▼▼▼
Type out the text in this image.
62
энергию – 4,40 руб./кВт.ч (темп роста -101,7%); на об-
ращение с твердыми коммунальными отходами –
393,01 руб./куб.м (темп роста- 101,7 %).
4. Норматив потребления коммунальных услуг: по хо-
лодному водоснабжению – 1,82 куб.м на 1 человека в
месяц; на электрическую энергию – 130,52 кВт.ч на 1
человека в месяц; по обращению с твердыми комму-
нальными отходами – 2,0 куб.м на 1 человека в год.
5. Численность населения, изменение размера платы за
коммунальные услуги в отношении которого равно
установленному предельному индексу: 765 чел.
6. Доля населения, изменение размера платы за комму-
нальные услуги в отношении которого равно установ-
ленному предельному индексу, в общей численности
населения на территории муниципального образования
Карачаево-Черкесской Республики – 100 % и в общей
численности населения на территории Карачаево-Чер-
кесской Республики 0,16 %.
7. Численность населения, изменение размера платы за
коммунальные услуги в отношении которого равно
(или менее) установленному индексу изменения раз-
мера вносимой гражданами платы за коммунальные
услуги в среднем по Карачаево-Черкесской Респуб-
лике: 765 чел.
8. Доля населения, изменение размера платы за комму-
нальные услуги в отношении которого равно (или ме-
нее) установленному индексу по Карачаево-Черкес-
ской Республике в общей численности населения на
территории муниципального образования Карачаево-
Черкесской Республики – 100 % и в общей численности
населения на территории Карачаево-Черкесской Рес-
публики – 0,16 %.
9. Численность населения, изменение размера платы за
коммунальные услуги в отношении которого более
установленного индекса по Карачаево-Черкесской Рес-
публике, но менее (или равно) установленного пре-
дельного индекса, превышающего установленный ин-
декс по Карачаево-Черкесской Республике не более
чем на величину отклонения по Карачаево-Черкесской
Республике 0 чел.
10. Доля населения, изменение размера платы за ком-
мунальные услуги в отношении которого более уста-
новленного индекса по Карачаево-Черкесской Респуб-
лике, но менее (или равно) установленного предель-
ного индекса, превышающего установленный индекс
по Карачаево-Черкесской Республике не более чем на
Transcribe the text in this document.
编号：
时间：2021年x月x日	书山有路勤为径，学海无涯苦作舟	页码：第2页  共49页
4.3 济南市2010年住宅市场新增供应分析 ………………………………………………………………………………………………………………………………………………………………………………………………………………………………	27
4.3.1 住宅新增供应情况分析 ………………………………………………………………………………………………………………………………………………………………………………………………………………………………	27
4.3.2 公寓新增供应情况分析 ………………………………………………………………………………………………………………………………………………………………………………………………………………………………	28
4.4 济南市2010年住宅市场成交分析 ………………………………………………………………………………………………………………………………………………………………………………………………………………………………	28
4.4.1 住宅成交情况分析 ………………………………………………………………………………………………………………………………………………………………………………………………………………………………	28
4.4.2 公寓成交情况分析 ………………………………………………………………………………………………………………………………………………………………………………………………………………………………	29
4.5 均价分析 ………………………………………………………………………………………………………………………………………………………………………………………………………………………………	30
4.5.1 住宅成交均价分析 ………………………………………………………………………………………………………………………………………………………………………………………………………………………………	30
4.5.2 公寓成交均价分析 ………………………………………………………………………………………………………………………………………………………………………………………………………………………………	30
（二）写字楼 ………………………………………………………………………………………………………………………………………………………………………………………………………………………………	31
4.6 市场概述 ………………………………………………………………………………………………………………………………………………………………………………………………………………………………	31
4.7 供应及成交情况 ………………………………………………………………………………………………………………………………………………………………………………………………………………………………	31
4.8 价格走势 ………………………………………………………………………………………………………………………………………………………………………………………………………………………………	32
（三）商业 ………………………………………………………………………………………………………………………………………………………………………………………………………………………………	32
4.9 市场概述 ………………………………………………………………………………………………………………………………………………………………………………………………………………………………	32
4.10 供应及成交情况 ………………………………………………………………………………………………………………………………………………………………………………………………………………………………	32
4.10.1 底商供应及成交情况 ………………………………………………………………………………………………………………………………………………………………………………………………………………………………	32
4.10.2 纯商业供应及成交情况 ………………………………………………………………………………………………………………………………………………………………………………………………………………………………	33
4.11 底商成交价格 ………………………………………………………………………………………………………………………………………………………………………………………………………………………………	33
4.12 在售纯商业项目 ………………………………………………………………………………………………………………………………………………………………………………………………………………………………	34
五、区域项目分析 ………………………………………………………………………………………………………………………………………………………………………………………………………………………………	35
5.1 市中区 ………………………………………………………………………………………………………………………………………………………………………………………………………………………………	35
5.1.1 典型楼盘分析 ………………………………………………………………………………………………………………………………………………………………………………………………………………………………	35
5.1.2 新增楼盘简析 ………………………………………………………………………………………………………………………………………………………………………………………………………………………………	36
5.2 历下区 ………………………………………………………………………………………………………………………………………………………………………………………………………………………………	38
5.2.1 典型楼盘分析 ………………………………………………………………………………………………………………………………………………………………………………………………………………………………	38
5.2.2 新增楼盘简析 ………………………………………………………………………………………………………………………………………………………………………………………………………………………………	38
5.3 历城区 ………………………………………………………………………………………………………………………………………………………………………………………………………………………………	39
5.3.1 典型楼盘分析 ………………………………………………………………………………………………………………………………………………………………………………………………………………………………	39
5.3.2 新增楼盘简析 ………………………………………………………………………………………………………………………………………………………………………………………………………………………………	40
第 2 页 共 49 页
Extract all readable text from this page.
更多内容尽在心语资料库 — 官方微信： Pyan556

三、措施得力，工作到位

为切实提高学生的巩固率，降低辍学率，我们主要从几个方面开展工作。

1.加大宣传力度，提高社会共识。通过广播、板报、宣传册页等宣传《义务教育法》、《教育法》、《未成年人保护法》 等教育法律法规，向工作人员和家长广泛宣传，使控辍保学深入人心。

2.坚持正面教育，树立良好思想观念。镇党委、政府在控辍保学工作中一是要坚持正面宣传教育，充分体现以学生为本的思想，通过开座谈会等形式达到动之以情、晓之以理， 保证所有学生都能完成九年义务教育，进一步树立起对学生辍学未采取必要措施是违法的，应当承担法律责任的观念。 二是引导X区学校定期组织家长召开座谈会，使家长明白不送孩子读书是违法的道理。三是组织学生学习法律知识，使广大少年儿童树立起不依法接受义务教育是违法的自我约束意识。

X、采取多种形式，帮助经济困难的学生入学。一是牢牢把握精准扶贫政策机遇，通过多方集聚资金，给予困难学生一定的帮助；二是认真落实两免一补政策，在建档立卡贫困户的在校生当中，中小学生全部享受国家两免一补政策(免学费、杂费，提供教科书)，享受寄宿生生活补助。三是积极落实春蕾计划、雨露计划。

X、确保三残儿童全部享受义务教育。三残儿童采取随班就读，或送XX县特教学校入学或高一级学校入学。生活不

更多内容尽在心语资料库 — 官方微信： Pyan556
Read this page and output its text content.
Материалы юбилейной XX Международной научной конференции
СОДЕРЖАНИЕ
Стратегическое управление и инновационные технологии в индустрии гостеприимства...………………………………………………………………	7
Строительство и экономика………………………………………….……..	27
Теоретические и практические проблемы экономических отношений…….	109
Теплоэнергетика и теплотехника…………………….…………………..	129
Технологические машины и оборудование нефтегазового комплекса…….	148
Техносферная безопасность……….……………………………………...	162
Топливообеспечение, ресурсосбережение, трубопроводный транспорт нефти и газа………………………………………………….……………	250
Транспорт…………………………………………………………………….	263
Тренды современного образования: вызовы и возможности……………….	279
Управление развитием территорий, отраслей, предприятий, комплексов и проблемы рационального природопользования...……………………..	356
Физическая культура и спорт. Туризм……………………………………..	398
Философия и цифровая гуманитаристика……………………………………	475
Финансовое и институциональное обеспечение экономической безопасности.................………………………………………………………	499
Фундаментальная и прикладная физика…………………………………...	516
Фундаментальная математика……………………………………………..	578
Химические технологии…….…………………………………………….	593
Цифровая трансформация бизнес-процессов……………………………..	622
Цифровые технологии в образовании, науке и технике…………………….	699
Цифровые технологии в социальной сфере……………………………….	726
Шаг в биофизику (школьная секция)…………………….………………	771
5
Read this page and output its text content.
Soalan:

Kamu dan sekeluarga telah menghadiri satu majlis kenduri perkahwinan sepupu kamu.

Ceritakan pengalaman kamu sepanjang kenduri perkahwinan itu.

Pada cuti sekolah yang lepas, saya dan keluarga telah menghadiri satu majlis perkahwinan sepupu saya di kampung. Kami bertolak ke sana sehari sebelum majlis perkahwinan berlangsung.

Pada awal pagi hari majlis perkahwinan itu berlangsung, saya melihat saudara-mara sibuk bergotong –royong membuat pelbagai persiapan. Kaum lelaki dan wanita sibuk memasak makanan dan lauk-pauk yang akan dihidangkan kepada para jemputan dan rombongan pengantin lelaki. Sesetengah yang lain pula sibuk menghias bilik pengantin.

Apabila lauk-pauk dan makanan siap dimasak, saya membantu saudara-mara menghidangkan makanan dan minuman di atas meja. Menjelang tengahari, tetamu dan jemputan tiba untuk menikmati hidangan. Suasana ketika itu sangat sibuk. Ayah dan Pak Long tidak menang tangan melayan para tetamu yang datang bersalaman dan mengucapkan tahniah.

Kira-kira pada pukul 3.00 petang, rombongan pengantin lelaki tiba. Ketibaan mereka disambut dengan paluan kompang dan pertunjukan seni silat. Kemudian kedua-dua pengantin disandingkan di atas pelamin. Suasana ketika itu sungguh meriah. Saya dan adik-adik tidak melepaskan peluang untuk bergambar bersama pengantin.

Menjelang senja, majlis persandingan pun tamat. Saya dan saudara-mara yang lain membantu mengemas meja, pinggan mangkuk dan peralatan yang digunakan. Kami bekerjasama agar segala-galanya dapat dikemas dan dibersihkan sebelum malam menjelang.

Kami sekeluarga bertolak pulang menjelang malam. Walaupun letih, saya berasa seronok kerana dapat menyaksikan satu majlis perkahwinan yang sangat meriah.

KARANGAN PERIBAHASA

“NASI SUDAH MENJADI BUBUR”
▲▲▲
- [Your instructions] Every line in the data above that contains "Черкесской" needs to be copied.

- [Answer in full]
Карачаево-Черкесской Республики – 100 % и в общей
услуги в среднем по Карачаево-Черкесской Респуб-
Черкесской Республики – 100 % и в общей численности
населения на территории Карачаево-Черкесской Рес-
установленного индекса по Карачаево-Черкесской Рес-
декс по Карачаево-Черкесской Республике не более
чем на величину отклонения по Карачаево-Черкесской
новленного индекса по Карачаево-Черкесской Респуб-
по Карачаево-Черкесской Республике не более чем на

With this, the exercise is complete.